What to produce: The exercise asks for every line of the data to be reproduced exactly.

[Data items]
%%
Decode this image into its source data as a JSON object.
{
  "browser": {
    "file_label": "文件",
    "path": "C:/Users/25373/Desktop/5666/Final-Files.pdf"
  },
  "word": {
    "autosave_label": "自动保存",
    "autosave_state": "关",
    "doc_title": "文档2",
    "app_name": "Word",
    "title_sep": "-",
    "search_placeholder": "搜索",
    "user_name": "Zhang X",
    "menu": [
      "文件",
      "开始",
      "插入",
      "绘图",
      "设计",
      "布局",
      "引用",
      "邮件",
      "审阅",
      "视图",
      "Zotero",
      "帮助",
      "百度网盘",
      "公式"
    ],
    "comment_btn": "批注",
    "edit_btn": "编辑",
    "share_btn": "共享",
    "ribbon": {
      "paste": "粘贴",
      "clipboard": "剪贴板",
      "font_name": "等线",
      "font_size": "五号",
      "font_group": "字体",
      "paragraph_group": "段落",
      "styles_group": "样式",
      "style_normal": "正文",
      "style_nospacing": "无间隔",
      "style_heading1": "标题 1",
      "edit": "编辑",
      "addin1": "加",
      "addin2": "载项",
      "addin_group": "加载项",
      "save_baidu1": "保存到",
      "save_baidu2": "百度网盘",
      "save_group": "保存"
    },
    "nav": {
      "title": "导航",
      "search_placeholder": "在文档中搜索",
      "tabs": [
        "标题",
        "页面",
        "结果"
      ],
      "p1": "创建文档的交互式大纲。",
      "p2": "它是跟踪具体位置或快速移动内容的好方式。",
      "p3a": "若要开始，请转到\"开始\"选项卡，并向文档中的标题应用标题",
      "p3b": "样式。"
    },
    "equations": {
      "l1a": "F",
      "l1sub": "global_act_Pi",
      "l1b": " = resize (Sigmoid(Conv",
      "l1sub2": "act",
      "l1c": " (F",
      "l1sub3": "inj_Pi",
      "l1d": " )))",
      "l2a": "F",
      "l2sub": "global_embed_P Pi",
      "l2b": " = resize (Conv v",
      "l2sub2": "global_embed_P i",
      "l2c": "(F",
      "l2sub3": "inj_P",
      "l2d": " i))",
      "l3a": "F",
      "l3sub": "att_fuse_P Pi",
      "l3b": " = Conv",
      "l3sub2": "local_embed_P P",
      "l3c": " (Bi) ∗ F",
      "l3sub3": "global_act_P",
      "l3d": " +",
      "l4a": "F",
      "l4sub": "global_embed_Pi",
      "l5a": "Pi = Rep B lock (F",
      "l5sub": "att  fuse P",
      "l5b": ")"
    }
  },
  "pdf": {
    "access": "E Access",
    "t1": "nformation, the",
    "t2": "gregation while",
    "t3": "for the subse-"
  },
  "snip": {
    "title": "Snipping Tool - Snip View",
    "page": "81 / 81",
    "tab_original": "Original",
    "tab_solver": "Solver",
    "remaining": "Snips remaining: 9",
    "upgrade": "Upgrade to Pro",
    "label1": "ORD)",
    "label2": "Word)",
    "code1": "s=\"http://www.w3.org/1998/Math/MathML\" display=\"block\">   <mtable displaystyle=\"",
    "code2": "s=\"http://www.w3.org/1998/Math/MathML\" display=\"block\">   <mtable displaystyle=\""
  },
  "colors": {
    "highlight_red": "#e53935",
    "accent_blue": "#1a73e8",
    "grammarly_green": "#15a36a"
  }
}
%%
Full response:
Decode this image into its source data as a JSON object.
{
  "browser": {
    "file_label": "文件",
    "path": "C:/Users/25373/Desktop/5666/Final-Files.pdf"
  },
  "word": {
    "autosave_label": "自动保存",
    "autosave_state": "关",
    "doc_title": "文档2",
    "app_name": "Word",
    "title_sep": "-",
    "search_placeholder": "搜索",
    "user_name": "Zhang X",
    "menu": [
      "文件",
      "开始",
      "插入",
      "绘图",
      "设计",
      "布局",
      "引用",
      "邮件",
      "审阅",
      "视图",
      "Zotero",
      "帮助",
      "百度网盘",
      "公式"
    ],
    "comment_btn": "批注",
    "edit_btn": "编辑",
    "share_btn": "共享",
    "ribbon": {
      "paste": "粘贴",
      "clipboard": "剪贴板",
      "font_name": "等线",
      "font_size": "五号",
      "font_group": "字体",
      "paragraph_group": "段落",
      "styles_group": "样式",
      "style_normal": "正文",
      "style_nospacing": "无间隔",
      "style_heading1": "标题 1",
      "edit": "编辑",
      "addin1": "加",
      "addin2": "载项",
      "addin_group": "加载项",
      "save_baidu1": "保存到",
      "save_baidu2": "百度网盘",
      "save_group": "保存"
    },
    "nav": {
      "title": "导航",
      "search_placeholder": "在文档中搜索",
      "tabs": [
        "标题",
        "页面",
        "结果"
      ],
      "p1": "创建文档的交互式大纲。",
      "p2": "它是跟踪具体位置或快速移动内容的好方式。",
      "p3a": "若要开始，请转到\"开始\"选项卡，并向文档中的标题应用标题",
      "p3b": "样式。"
    },
    "equations": {
      "l1a": "F",
      "l1sub": "global_act_Pi",
      "l1b": " = resize (Sigmoid(Conv",
      "l1sub2": "act",
      "l1c": " (F",
      "l1sub3": "inj_Pi",
      "l1d": " )))",
      "l2a": "F",
      "l2sub": "global_embed_P Pi",
      "l2b": " = resize (Conv v",
      "l2sub2": "global_embed_P i",
      "l2c": "(F",
      "l2sub3": "inj_P",
      "l2d": " i))",
      "l3a": "F",
      "l3sub": "att_fuse_P Pi",
      "l3b": " = Conv",
      "l3sub2": "local_embed_P P",
      "l3c": " (Bi) ∗ F",
      "l3sub3": "global_act_P",
      "l3d": " +",
      "l4a": "F",
      "l4sub": "global_embed_Pi",
      "l5a": "Pi = Rep B lock (F",
      "l5sub": "att  fuse P",
      "l5b": ")"
    }
  },
  "pdf": {
    "access": "E Access",
    "t1": "nformation, the",
    "t2": "gregation while",
    "t3": "for the subse-"
  },
  "snip": {
    "title": "Snipping Tool - Snip View",
    "page": "81 / 81",
    "tab_original": "Original",
    "tab_solver": "Solver",
    "remaining": "Snips remaining: 9",
    "upgrade": "Upgrade to Pro",
    "label1": "ORD)",
    "label2": "Word)",
    "code1": "s=\"http://www.w3.org/1998/Math/MathML\" display=\"block\">   <mtable displaystyle=\"",
    "code2": "s=\"http://www.w3.org/1998/Math/MathML\" display=\"block\">   <mtable displaystyle=\""
  },
  "colors": {
    "highlight_red": "#e53935",
    "accent_blue": "#1a73e8",
    "grammarly_green": "#15a36a"
  }
}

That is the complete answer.